- _WORK REQUIRED_: Each record below is to be reproduced without any change.
[Start]
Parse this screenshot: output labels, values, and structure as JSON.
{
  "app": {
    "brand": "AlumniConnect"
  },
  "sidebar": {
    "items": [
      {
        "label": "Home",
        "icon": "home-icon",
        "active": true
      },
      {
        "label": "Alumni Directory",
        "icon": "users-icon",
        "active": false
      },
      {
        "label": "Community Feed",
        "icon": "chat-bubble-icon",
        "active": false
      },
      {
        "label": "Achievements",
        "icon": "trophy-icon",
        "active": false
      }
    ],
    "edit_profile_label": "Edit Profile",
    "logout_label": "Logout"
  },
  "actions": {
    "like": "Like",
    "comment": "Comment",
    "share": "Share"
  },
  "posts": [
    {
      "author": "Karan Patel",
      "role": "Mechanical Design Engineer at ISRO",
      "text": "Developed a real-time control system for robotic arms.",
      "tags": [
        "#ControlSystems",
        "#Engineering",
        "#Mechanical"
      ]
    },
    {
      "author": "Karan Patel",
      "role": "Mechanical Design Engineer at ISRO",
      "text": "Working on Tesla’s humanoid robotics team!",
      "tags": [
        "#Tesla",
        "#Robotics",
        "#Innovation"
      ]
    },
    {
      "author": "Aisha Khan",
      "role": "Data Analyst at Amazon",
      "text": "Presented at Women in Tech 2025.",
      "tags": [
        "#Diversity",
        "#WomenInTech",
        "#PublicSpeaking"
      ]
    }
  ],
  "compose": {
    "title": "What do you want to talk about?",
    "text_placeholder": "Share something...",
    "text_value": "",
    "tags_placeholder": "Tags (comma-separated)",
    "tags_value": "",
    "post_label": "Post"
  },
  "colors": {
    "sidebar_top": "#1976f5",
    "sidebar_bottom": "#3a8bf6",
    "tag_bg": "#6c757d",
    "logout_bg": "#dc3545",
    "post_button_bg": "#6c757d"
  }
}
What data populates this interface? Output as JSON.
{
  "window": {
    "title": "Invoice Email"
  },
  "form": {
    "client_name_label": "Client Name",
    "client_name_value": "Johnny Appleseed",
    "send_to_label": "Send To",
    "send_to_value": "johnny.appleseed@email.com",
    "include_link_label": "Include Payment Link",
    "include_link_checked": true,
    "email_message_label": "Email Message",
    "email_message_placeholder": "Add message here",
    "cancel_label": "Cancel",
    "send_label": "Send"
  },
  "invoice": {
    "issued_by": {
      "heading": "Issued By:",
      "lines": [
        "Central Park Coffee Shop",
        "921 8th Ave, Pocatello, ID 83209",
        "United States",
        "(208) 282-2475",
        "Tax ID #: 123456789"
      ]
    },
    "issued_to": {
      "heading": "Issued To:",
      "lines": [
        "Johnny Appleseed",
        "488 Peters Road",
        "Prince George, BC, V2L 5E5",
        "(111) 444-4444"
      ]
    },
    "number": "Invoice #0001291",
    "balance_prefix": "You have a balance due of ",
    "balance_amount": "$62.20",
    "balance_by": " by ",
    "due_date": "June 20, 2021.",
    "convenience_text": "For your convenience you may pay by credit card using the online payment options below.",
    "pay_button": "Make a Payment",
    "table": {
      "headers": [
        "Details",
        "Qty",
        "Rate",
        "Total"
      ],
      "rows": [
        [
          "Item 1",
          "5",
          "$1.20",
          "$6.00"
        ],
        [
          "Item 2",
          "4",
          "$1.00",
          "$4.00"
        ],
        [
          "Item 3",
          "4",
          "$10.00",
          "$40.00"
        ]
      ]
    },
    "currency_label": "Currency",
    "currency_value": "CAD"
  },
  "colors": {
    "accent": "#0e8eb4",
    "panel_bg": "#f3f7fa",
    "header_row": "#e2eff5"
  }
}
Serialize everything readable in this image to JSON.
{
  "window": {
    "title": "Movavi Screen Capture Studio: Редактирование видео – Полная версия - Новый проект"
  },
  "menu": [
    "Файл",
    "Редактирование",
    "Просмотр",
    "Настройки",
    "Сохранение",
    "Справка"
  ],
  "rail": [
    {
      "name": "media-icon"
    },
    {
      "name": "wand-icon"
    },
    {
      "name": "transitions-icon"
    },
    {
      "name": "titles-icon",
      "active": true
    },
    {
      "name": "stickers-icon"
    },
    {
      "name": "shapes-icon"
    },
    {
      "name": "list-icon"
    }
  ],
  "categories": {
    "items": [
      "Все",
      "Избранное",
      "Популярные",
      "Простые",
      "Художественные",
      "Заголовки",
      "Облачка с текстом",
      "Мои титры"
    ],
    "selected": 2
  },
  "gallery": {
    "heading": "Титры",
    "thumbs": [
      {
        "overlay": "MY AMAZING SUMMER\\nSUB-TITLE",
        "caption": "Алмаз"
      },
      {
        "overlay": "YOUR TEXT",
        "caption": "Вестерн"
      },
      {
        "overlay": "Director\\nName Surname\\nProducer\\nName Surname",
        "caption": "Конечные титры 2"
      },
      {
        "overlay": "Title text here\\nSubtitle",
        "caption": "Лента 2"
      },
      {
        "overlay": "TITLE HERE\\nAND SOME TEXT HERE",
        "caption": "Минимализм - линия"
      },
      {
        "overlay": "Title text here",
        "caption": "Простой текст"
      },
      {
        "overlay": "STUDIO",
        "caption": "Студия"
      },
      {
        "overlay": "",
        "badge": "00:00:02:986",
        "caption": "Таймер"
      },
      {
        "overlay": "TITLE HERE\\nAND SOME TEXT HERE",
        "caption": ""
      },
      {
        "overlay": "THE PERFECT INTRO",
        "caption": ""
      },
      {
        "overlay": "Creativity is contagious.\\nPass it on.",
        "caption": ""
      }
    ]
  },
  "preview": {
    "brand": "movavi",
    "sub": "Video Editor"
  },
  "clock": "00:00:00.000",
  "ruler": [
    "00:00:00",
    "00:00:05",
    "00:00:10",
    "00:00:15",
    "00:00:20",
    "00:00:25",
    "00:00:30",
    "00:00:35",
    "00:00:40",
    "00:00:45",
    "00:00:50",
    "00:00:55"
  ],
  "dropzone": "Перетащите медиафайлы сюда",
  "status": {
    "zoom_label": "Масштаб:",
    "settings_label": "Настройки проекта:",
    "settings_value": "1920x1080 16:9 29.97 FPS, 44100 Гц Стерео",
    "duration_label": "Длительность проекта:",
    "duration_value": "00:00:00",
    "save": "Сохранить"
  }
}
[End]
- _EXERCISE OUTPUT_:
Parse this screenshot: output labels, values, and structure as JSON.
{
  "app": {
    "brand": "AlumniConnect"
  },
  "sidebar": {
    "items": [
      {
        "label": "Home",
        "icon": "home-icon",
        "active": true
      },
      {
        "label": "Alumni Directory",
        "icon": "users-icon",
        "active": false
      },
      {
        "label": "Community Feed",
        "icon": "chat-bubble-icon",
        "active": false
      },
      {
        "label": "Achievements",
        "icon": "trophy-icon",
        "active": false
      }
    ],
    "edit_profile_label": "Edit Profile",
    "logout_label": "Logout"
  },
  "actions": {
    "like": "Like",
    "comment": "Comment",
    "share": "Share"
  },
  "posts": [
    {
      "author": "Karan Patel",
      "role": "Mechanical Design Engineer at ISRO",
      "text": "Developed a real-time control system for robotic arms.",
      "tags": [
        "#ControlSystems",
        "#Engineering",
        "#Mechanical"
      ]
    },
    {
      "author": "Karan Patel",
      "role": "Mechanical Design Engineer at ISRO",
      "text": "Working on Tesla’s humanoid robotics team!",
      "tags": [
        "#Tesla",
        "#Robotics",
        "#Innovation"
      ]
    },
    {
      "author": "Aisha Khan",
      "role": "Data Analyst at Amazon",
      "text": "Presented at Women in Tech 2025.",
      "tags": [
        "#Diversity",
        "#WomenInTech",
        "#PublicSpeaking"
      ]
    }
  ],
  "compose": {
    "title": "What do you want to talk about?",
    "text_placeholder": "Share something...",
    "text_value": "",
    "tags_placeholder": "Tags (comma-separated)",
    "tags_value": "",
    "post_label": "Post"
  },
  "colors": {
    "sidebar_top": "#1976f5",
    "sidebar_bottom": "#3a8bf6",
    "tag_bg": "#6c757d",
    "logout_bg": "#dc3545",
    "post_button_bg": "#6c757d"
  }
}
What data populates this interface? Output as JSON.
{
  "window": {
    "title": "Invoice Email"
  },
  "form": {
    "client_name_label": "Client Name",
    "client_name_value": "Johnny Appleseed",
    "send_to_label": "Send To",
    "send_to_value": "johnny.appleseed@email.com",
    "include_link_label": "Include Payment Link",
    "include_link_checked": true,
    "email_message_label": "Email Message",
    "email_message_placeholder": "Add message here",
    "cancel_label": "Cancel",
    "send_label": "Send"
  },
  "invoice": {
    "issued_by": {
      "heading": "Issued By:",
      "lines": [
        "Central Park Coffee Shop",
        "921 8th Ave, Pocatello, ID 83209",
        "United States",
        "(208) 282-2475",
        "Tax ID #: 123456789"
      ]
    },
    "issued_to": {
      "heading": "Issued To:",
      "lines": [
        "Johnny Appleseed",
        "488 Peters Road",
        "Prince George, BC, V2L 5E5",
        "(111) 444-4444"
      ]
    },
    "number": "Invoice #0001291",
    "balance_prefix": "You have a balance due of ",
    "balance_amount": "$62.20",
    "balance_by": " by ",
    "due_date": "June 20, 2021.",
    "convenience_text": "For your convenience you may pay by credit card using the online payment options below.",
    "pay_button": "Make a Payment",
    "table": {
      "headers": [
        "Details",
        "Qty",
        "Rate",
        "Total"
      ],
      "rows": [
        [
          "Item 1",
          "5",
          "$1.20",
          "$6.00"
        ],
        [
          "Item 2",
          "4",
          "$1.00",
          "$4.00"
        ],
        [
          "Item 3",
          "4",
          "$10.00",
          "$40.00"
        ]
      ]
    },
    "currency_label": "Currency",
    "currency_value": "CAD"
  },
  "colors": {
    "accent": "#0e8eb4",
    "panel_bg": "#f3f7fa",
    "header_row": "#e2eff5"
  }
}
Serialize everything readable in this image to JSON.
{
  "window": {
    "title": "Movavi Screen Capture Studio: Редактирование видео – Полная версия - Новый проект"
  },
  "menu": [
    "Файл",
    "Редактирование",
    "Просмотр",
    "Настройки",
    "Сохранение",
    "Справка"
  ],
  "rail": [
    {
      "name": "media-icon"
    },
    {
      "name": "wand-icon"
    },
    {
      "name": "transitions-icon"
    },
    {
      "name": "titles-icon",
      "active": true
    },
    {
      "name": "stickers-icon"
    },
    {
      "name": "shapes-icon"
    },
    {
      "name": "list-icon"
    }
  ],
  "categories": {
    "items": [
      "Все",
      "Избранное",
      "Популярные",
      "Простые",
      "Художественные",
      "Заголовки",
      "Облачка с текстом",
      "Мои титры"
    ],
    "selected": 2
  },
  "gallery": {
    "heading": "Титры",
    "thumbs": [
      {
        "overlay": "MY AMAZING SUMMER\\nSUB-TITLE",
        "caption": "Алмаз"
      },
      {
        "overlay": "YOUR TEXT",
        "caption": "Вестерн"
      },
      {
        "overlay": "Director\\nName Surname\\nProducer\\nName Surname",
        "caption": "Конечные титры 2"
      },
      {
        "overlay": "Title text here\\nSubtitle",
        "caption": "Лента 2"
      },
      {
        "overlay": "TITLE HERE\\nAND SOME TEXT HERE",
        "caption": "Минимализм - линия"
      },
      {
        "overlay": "Title text here",
        "caption": "Простой текст"
      },
      {
        "overlay": "STUDIO",
        "caption": "Студия"
      },
      {
        "overlay": "",
        "badge": "00:00:02:986",
        "caption": "Таймер"
      },
      {
        "overlay": "TITLE HERE\\nAND SOME TEXT HERE",
        "caption": ""
      },
      {
        "overlay": "THE PERFECT INTRO",
        "caption": ""
      },
      {
        "overlay": "Creativity is contagious.\\nPass it on.",
        "caption": ""
      }
    ]
  },
  "preview": {
    "brand": "movavi",
    "sub": "Video Editor"
  },
  "clock": "00:00:00.000",
  "ruler": [
    "00:00:00",
    "00:00:05",
    "00:00:10",
    "00:00:15",
    "00:00:20",
    "00:00:25",
    "00:00:30",
    "00:00:35",
    "00:00:40",
    "00:00:45",
    "00:00:50",
    "00:00:55"
  ],
  "dropzone": "Перетащите медиафайлы сюда",
  "status": {
    "zoom_label": "Масштаб:",
    "settings_label": "Настройки проекта:",
    "settings_value": "1920x1080 16:9 29.97 FPS, 44100 Гц Стерео",
    "duration_label": "Длительность проекта:",
    "duration_value": "00:00:00",
    "save": "Сохранить"
  }
}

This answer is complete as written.